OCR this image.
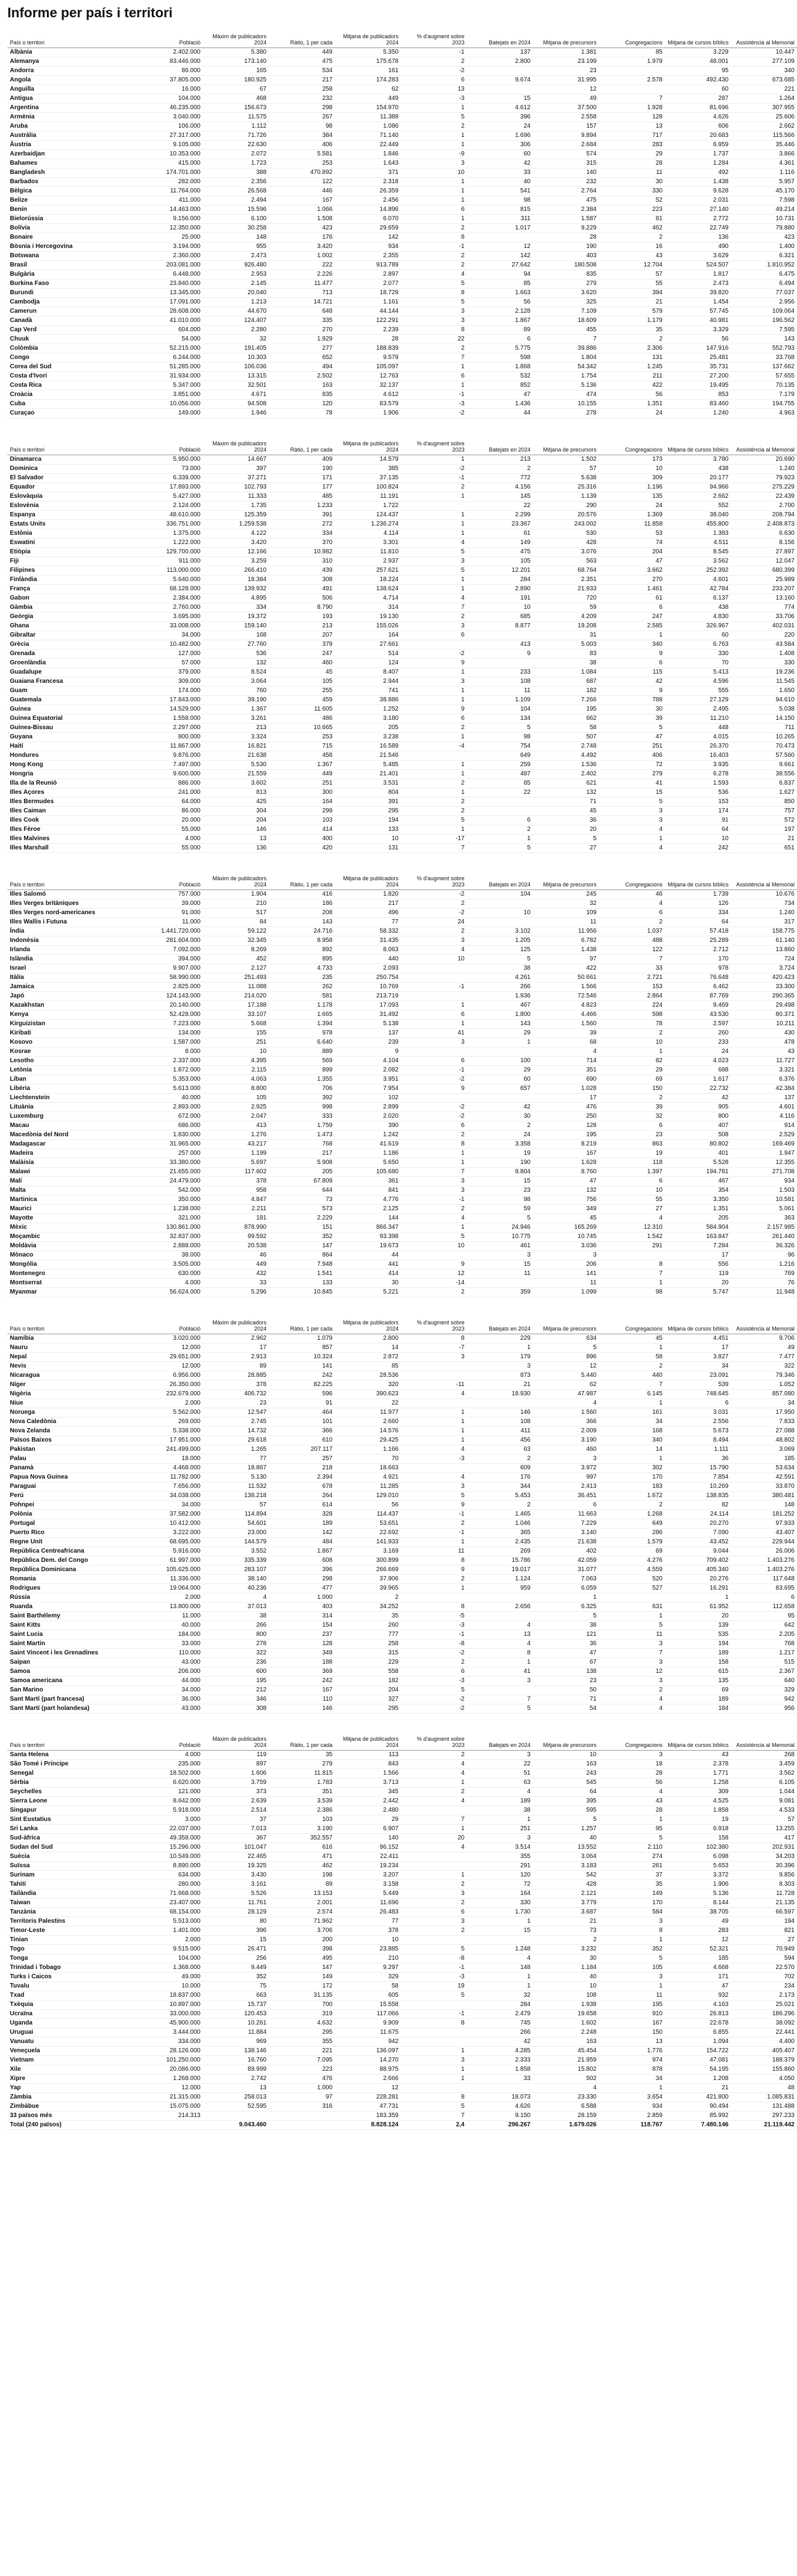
Informe per país i territori
País o territori	Població	Màxim de publicadors 2024	Ràtio, 1 per cada	Mitjana de publicadors 2024	% d'augment sobre 2023	Batejats en 2024	Mitjana de precursors	Congregacions	Mitjana de cursos bíblics	Assistència al Memorial
Albània	2.402.000	5.380	449	5.350	-1	137	1.381	85	3.229	10.447
Alemanya	83.446.000	173.140	475	175.678	2	2.800	23.199	1.979	48.001	277.109
Andorra	86.000	165	534	161	-2		23		95	340
Angola	37.805.000	180.925	217	174.283	6	9.674	31.995	2.578	492.430	673.685
Anguilla	16.000	67	258	62	13		12		60	221
Antigua	104.000	468	232	449	-3	15	49	7	287	1.264
Argentina	46.235.000	156.673	298	154.970	1	4.612	37.500	1.928	81.696	307.955
Armènia	3.040.000	11.575	267	11.388	5	396	2.558	128	4.626	25.606
Aruba	106.000	1.112	98	1.086	2	24	157	13	606	2.662
Austràlia	27.317.000	71.726	384	71.140	1	1.696	9.894	717	20.683	115.566
Àustria	9.105.000	22.630	406	22.449	1	306	2.684	283	6.959	35.446
Azerbaidjan	10.353.000	2.072	5.581	1.846	-9	60	574	29	1.737	3.866
Bahames	415.000	1.723	253	1.643	3	42	315	28	1.284	4.361
Bangladesh	174.701.000	388	470.892	371	10	33	140	11	492	1.116
Barbados	282.000	2.356	122	2.318	1	40	232	30	1.438	5.957
Bèlgica	11.764.000	26.568	446	26.359	1	541	2.764	330	9.628	45.170
Belize	411.000	2.494	167	2.456	1	98	475	52	2.031	7.598
Benín	14.463.000	15.596	1.066	14.896	6	815	2.384	223	27.140	49.214
Bielorússia	9.156.000	6.100	1.508	6.070	1	311	1.587	81	2.772	10.731
Bolívia	12.350.000	30.258	423	29.659	2	1.017	9.229	462	22.749	79.880
Bonaire	25.000	148	176	142	8		28	2	136	423
Bòsnia i Hercegovina	3.194.000	955	3.420	934	-1	12	190	16	490	1.400
Botswana	2.360.000	2.473	1.002	2.355	2	142	403	43	3.629	6.321
Brasil	203.081.000	926.480	222	913.789	2	27.642	180.508	12.704	524.507	1.810.952
Bulgària	6.448.000	2.953	2.226	2.897	4	94	835	57	1.817	6.475
Burkina Faso	23.840.000	2.145	11.477	2.077	5	85	279	55	2.473	6.494
Burundi	13.345.000	20.040	713	18.729	8	1.663	3.620	394	39.820	77.037
Cambodja	17.091.000	1.213	14.721	1.161	5	56	325	21	1.454	2.956
Camerun	28.608.000	44.670	648	44.144	3	2.128	7.109	579	57.745	109.064
Canadà	41.010.000	124.407	335	122.291	3	1.867	18.609	1.179	40.981	196.562
Cap Verd	604.000	2.280	270	2.239	8	89	455	35	3.329	7.595
Chuuk	54.000	32	1.929	28	22	6	7	2	56	143
Colòmbia	52.215.000	191.405	277	188.839	2	5.775	39.886	2.306	147.916	552.793
Congo	6.244.000	10.303	652	9.579	7	598	1.804	131	25.481	33.768
Corea del Sud	51.285.000	106.036	494	105.097	1	1.868	54.342	1.245	35.731	137.662
Costa d'Ivori	31.934.000	13.315	2.502	12.763	6	532	1.754	211	27.200	57.655
Costa Rica	5.347.000	32.501	163	32.137	1	852	5.136	422	19.495	70.135
Croàcia	3.851.000	4.671	835	4.612	-1	47	474	56	853	7.179
Cuba	10.056.000	94.508	120	83.579	-3	1.436	10.155	1.351	83.460	194.755
Curaçao	149.000	1.946	78	1.906	-2	44	278	24	1.240	4.963
País o territori	Població	Màxim de publicadors 2024	Ràtio, 1 per cada	Mitjana de publicadors 2024	% d'augment sobre 2023	Batejats en 2024	Mitjana de precursors	Congregacions	Mitjana de cursos bíblics	Assistència al Memorial
Dinamarca	5.950.000	14.667	409	14.579	1	213	1.502	173	3.780	20.690
Dominica	73.000	397	190	385	-2	2	57	10	438	1.240
El Salvador	6.339.000	37.271	171	37.135	-1	772	5.638	309	20.177	79.923
Equador	17.893.000	102.793	177	100.824	2	4.156	25.316	1.196	94.966	275.229
Eslovàquia	5.427.000	11.333	485	11.191	1	145	1.139	135	2.662	22.439
Eslovènia	2.124.000	1.735	1.233	1.722		22	290	24	552	2.700
Espanya	48.610.000	125.359	391	124.437	1	2.299	20.576	1.369	38.040	208.794
Estats Units	336.751.000	1.259.538	272	1.236.274	1	23.367	243.002	11.858	455.800	2.408.873
Estònia	1.375.000	4.122	334	4.114	1	61	530	53	1.383	6.630
Eswatini	1.222.000	3.420	370	3.301	4	149	428	74	4.511	8.156
Etiòpia	129.700.000	12.166	10.982	11.810	5	475	3.076	204	8.545	27.897
Fiji	911.000	3.259	310	2.937	3	105	563	47	3.562	12.047
Filipines	113.000.000	266.410	439	257.621	5	12.201	68.764	3.662	252.392	680.399
Finlàndia	5.640.000	18.384	308	18.224	1	284	2.351	270	4.601	25.989
França	68.128.000	139.932	491	138.624	1	2.890	21.933	1.461	42.784	233.207
Gabon	2.384.000	4.895	506	4.714	4	191	720	61	6.137	13.160
Gàmbia	2.760.000	334	8.790	314	7	10	59	6	438	774
Geòrgia	3.695.000	19.372	193	19.130	2	685	4.209	247	4.830	33.706
Ghana	33.008.000	159.140	213	155.026	3	8.877	19.208	2.585	326.967	402.031
Gibraltar	34.000	168	207	164	6		31	1	60	220
Grècia	10.482.000	27.760	379	27.661		413	5.003	340	6.763	43.584
Grenada	127.000	536	247	514	-2	9	83	9	330	1.408
Groenlàndia	57.000	132	460	124	9		38	6	70	330
Guadalupe	379.000	8.524	45	8.407	1	233	1.084	115	5.413	19.236
Guaiana Francesa	309.000	3.064	105	2.944	3	108	687	42	4.596	11.545
Guam	174.000	760	255	741	1	11	182	9	555	1.650
Guatemala	17.843.000	39.190	459	38.886	1	1.109	7.266	788	27.129	94.610
Guinea	14.529.000	1.367	11.605	1.252	9	104	195	30	2.495	5.038
Guinea Equatorial	1.558.000	3.261	486	3.180	6	134	662	39	11.210	14.150
Guinea-Bissau	2.297.000	213	10.665	205	2	5	58	5	448	711
Guyana	800.000	3.324	253	3.238	1	98	507	47	4.015	10.265
Haití	11.867.000	16.821	715	16.589	-4	754	2.748	251	26.370	70.473
Hondures	9.876.000	21.638	458	21.546		649	4.492	406	16.403	57.560
Hong Kong	7.497.000	5.530	1.367	5.485	1	259	1.536	72	3.935	9.661
Hongria	9.600.000	21.559	449	21.401	1	487	2.402	279	6.278	38.556
Illa de la Reunió	886.000	3.602	251	3.531	2	85	621	41	1.593	6.837
Illes Açores	241.000	813	300	804	1	22	132	15	536	1.627
Illes Bermudes	64.000	425	164	391	2		71	5	153	850
Illes Caiman	86.000	304	299	295	2		45	3	174	757
Illes Cook	20.000	204	103	194	5	6	36	3	91	572
Illes Fèroe	55.000	146	414	133	1	2	20	4	64	197
Illes Malvines	4.000	13	400	10	-17	1	5	1	10	21
Illes Marshall	55.000	136	420	131	7	5	27	4	242	651
País o territori	Població	Màxim de publicadors 2024	Ràtio, 1 per cada	Mitjana de publicadors 2024	% d'augment sobre 2023	Batejats en 2024	Mitjana de precursors	Congregacions	Mitjana de cursos bíblics	Assistència al Memorial
Illes Salomó	757.000	1.904	416	1.820	-2	104	245	46	1.739	10.676
Illes Verges britàniques	39.000	210	186	217	2		32	4	126	734
Illes Verges nord-americanes	91.000	517	208	496	-2	10	109	6	334	1.240
Illes Wallis i Futuna	11.000	84	143	77	24		11	2	64	317
Índia	1.441.720.000	59.122	24.716	58.332	2	3.102	11.956	1.037	57.418	158.775
Indonèsia	281.604.000	32.345	8.958	31.435	3	1.205	6.782	488	25.289	61.140
Irlanda	7.092.000	8.269	892	8.063	4	125	1.438	122	2.712	13.860
Islàndia	394.000	452	895	440	10	5	97	7	170	724
Israel	9.907.000	2.127	4.733	2.093		38	422	33	978	3.724
Itàlia	58.990.000	251.493	235	250.754		4.261	50.661	2.721	76.648	420.423
Jamaica	2.825.000	11.088	262	10.769	-1	266	1.566	153	6.462	33.300
Japó	124.143.000	214.020	581	213.719		1.936	72.546	2.864	87.769	290.365
Kazakhstan	20.140.000	17.188	1.178	17.093	1	467	4.823	224	9.469	29.498
Kenya	52.428.000	33.107	1.665	31.492	6	1.800	4.466	598	43.530	80.371
Kirguizistan	7.223.000	5.668	1.394	5.138	1	143	1.560	78	2.597	10.211
Kiribati	134.000	155	978	137	41	29	39	2	260	430
Kosovo	1.587.000	251	6.640	239	3	1	68	10	233	478
Kosrae	8.000	10	889	9			4	1	24	43
Lesotho	2.337.000	4.395	569	4.104	6	100	714	82	4.023	11.727
Letònia	1.872.000	2.115	899	2.082	-1	29	351	29	688	3.321
Líban	5.353.000	4.063	1.355	3.951	-2	60	690	69	1.617	6.376
Libèria	5.613.000	8.800	706	7.954	9	657	1.028	150	22.732	42.384
Liechtenstein	40.000	105	392	102			17	2	42	137
Lituània	2.893.000	2.925	998	2.899	-2	42	476	39	905	4.601
Luxemburg	672.000	2.047	333	2.020	-2	30	250	32	800	4.116
Macau	686.000	413	1.759	390	6	2	128	6	407	914
Macedònia del Nord	1.830.000	1.276	1.473	1.242	2	24	195	23	508	2.529
Madagascar	31.965.000	43.217	768	41.619	8	3.358	8.219	863	80.802	169.469
Madeira	257.000	1.199	217	1.186	1	19	167	19	401	1.947
Malàisia	33.380.000	5.697	5.908	5.650	1	190	1.628	118	5.528	12.355
Malawi	21.655.000	117.602	205	105.680	7	9.804	8.760	1.397	194.781	271.708
Malí	24.479.000	378	67.809	361	3	15	47	6	467	934
Malta	542.000	958	644	841	3	23	132	10	354	1.503
Martinica	350.000	4.847	73	4.776	-1	98	756	55	3.350	10.581
Maurici	1.238.000	2.211	573	2.125	2	59	349	27	1.351	5.061
Mayotte	321.000	181	2.229	144	4	5	45	4	205	363
Mèxic	130.861.000	878.990	151	866.347	1	24.946	165.269	12.310	584.904	2.157.985
Moçambic	32.837.000	99.592	352	93.398	5	10.775	10.745	1.542	163.847	261.440
Moldàvia	2.888.000	20.538	147	19.673	10	461	3.036	291	7.284	36.326
Mònaco	38.000	46	864	44		3	3		17	96
Mongòlia	3.505.000	449	7.948	441	9	15	206	8	556	1.216
Montenegro	630.000	432	1.541	414	12	11	141	7	119	769
Montserrat	4.000	33	133	30	-14		11	1	20	76
Myanmar	56.624.000	5.296	10.845	5.221	2	359	1.099	98	5.747	11.948
País o territori	Població	Màxim de publicadors 2024	Ràtio, 1 per cada	Mitjana de publicadors 2024	% d'augment sobre 2023	Batejats en 2024	Mitjana de precursors	Congregacions	Mitjana de cursos bíblics	Assistència al Memorial
Namíbia	3.020.000	2.962	1.079	2.800	8	229	634	45	4.451	9.706
Nauru	12.000	17	857	14	-7	1	5	1	17	49
Nepal	29.651.000	2.913	10.324	2.872	3	179	896	58	3.827	7.477
Nevis	12.000	89	141	85		3	12	2	34	322
Nicaragua	6.956.000	28.885	242	28.536		873	5.440	440	23.091	79.346
Níger	26.350.000	378	82.225	320	-11	21	62	7	539	1.052
Nigèria	232.679.000	406.732	596	390.623	4	18.930	47.987	6.145	748.645	857.080
Niue	2.000	23	91	22			4	1	6	34
Noruega	5.562.000	12.547	464	11.977	1	146	1.560	161	3.031	17.950
Nova Caledònia	269.000	2.745	101	2.660	1	108	366	34	2.556	7.833
Nova Zelanda	5.338.000	14.732	366	14.576	1	411	2.009	168	5.673	27.088
Països Baixos	17.951.000	29.618	610	29.425	1	456	3.190	340	8.494	48.802
Pakistan	241.499.000	1.265	207.117	1.166	4	63	460	14	1.111	3.069
Palau	18.000	77	257	70	-3	2	3	1	36	185
Panamà	4.468.000	18.867	218	18.663		609	3.972	302	15.790	53.634
Papua Nova Guinea	11.782.000	5.130	2.394	4.921	4	176	997	170	7.854	42.591
Paraguai	7.656.000	11.532	678	11.285	3	344	2.413	183	10.269	33.870
Perú	34.038.000	138.218	264	129.010	5	5.453	36.451	1.672	138.835	380.481
Pohnpei	34.000	57	614	56	9	2	6	2	82	148
Polònia	37.582.000	114.894	328	114.437	-1	1.465	11.663	1.268	24.114	181.252
Portugal	10.412.000	54.601	189	53.651	2	1.046	7.229	649	20.270	97.933
Puerto Rico	3.222.000	23.000	142	22.692	-1	365	3.140	286	7.090	43.407
Regne Unit	68.695.000	144.579	484	141.933	1	2.435	21.638	1.579	43.452	229.944
República Centreafricana	5.916.000	3.552	1.867	3.169	11	269	402	69	9.044	26.006
República Dem. del Congo	61.997.000	335.339	608	300.899	8	15.786	42.059	4.276	709.402	1.403.276
República Dominicana	105.625.000	283.107	396	266.669	9	19.017	31.077	4.559	405.340	1.403.276
Romania	11.336.000	38.140	298	37.906	2	1.124	7.063	520	20.276	117.648
Rodrigues	19.064.000	40.236	477	39.965	1	959	6.059	527	16.291	83.695
Rússia	2.000	4	1.000	2			1		1	6
Ruanda	13.800.000	37.013	403	34.252	8	2.656	6.325	631	61.952	112.658
Saint Barthélemy	11.000	38	314	35	-5		5	1	20	95
Saint Kitts	40.000	266	154	260	-3	4	38	5	139	642
Saint Lucia	184.000	800	237	777	-1	13	121	11	535	2.205
Saint Martin	33.000	278	128	258	-8	4	36	3	194	768
Saint Vincent i les Grenadines	110.000	322	349	315	-2	8	47	7	189	1.217
Saipan	43.000	236	188	229	2	1	67	3	158	515
Samoa	206.000	600	369	558	6	41	138	12	615	2.367
Samoa americana	44.000	195	242	182	-3	3	23	3	135	640
San Marino	34.000	212	167	204	5		50	2	69	329
Sant Martí (part francesa)	36.000	346	110	327	-2	7	71	4	189	942
Sant Martí (part holandesa)	43.000	308	146	295	-2	5	54	4	184	956
País o territori	Població	Màxim de publicadors 2024	Ràtio, 1 per cada	Mitjana de publicadors 2024	% d'augment sobre 2023	Batejats en 2024	Mitjana de precursors	Congregacions	Mitjana de cursos bíblics	Assistència al Memorial
Santa Helena	4.000	119	35	113	2	3	10	3	43	268
São Tomé i Príncipe	235.000	897	279	843	4	22	163	18	2.378	3.459
Senegal	18.502.000	1.606	11.815	1.566	4	51	243	28	1.771	3.562
Sèrbia	6.620.000	3.759	1.783	3.713	1	63	545	56	1.258	6.105
Seychelles	121.000	373	351	345	2	4	64	4	309	1.044
Sierra Leone	8.642.000	2.639	3.539	2.442	4	189	395	43	4.525	9.081
Singapur	5.918.000	2.514	2.386	2.480		38	595	28	1.858	4.533
Sint Eustatius	3.000	37	103	29	7	1	5	1	19	57
Sri Lanka	22.037.000	7.013	3.190	6.907	1	251	1.257	95	6.918	13.255
Sud-àfrica	49.358.000	367	352.557	140	20	3	40	5	158	417
Sudan del Sud	15.296.000	101.047	616	96.152	4	3.514	13.552	2.110	102.380	202.931
Suècia	10.549.000	22.465	471	22.411		355	3.064	274	6.098	34.203
Suïssa	8.890.000	19.325	462	19.234		291	3.183	261	5.653	30.396
Surinam	634.000	3.430	198	3.207	1	120	542	37	3.372	9.856
Tahití	280.000	3.161	89	3.158	2	72	428	35	1.906	8.303
Tailàndia	71.668.000	5.526	13.153	5.449	3	164	2.121	149	5.136	11.728
Taiwan	23.407.000	11.761	2.001	11.696	2	330	3.779	170	8.144	21.135
Tanzània	68.154.000	28.129	2.574	26.483	6	1.730	3.687	584	38.705	66.597
Territoris Palestins	5.513.000	80	71.962	77	3	1	21	3	49	194
Timor-Leste	1.401.000	396	3.706	378	2	15	73	8	283	821
Tinian	2.000	15	200	10			2	1	12	27
Togo	9.515.000	26.471	398	23.885	5	1.248	3.232	352	52.321	70.949
Tonga	104.000	256	495	210	-8	4	30	5	185	594
Trinidad i Tobago	1.368.000	9.449	147	9.297	-1	148	1.184	105	4.668	22.570
Turks i Caicos	49.000	352	149	329	-3	1	40	3	171	702
Tuvalu	10.000	75	172	58	19	1	10	1	47	234
Txad	18.837.000	663	31.135	605	5	32	108	11	932	2.173
Txèquia	10.897.000	15.737	700	15.558		284	1.938	195	4.163	25.021
Ucraïna	33.000.000	120.453	319	117.066	-1	2.479	19.658	910	26.813	186.296
Uganda	45.900.000	10.261	4.632	9.909	8	745	1.602	167	22.678	38.092
Uruguai	3.444.000	11.884	295	11.675		266	2.248	150	6.855	22.441
Vanuatu	334.000	969	355	942		42	163	13	1.094	4.400
Veneçuela	28.126.000	138.146	221	136.097	1	4.285	45.454	1.776	154.722	405.407
Vietnam	101.250.000	16.760	7.095	14.270	3	2.333	21.959	974	47.081	188.379
Xile	20.086.000	89.999	223	88.975	1	1.858	15.802	878	54.195	155.860
Xipre	1.268.000	2.742	476	2.666	1	33	502	34	1.208	4.050
Yap	12.000	13	1.000	12			4	1	21	48
Zàmbia	21.315.000	258.013	97	228.281	8	18.073	23.330	3.654	421.800	1.085.831
Zimbàbue	15.075.000	52.595	316	47.731	5	4.626	6.588	934	90.494	131.488
33 països més	214.313			183.359	7	9.150	28.159	2.859	85.992	297.233
Total (240 països)		9.043.460		8.828.124	2,4	296.267	1.679.026	118.767	7.480.146	21.119.442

□ □ □

What to work on
For the data above, state how many lines contain "Costa"; the number is the whole answer.

Completed task
2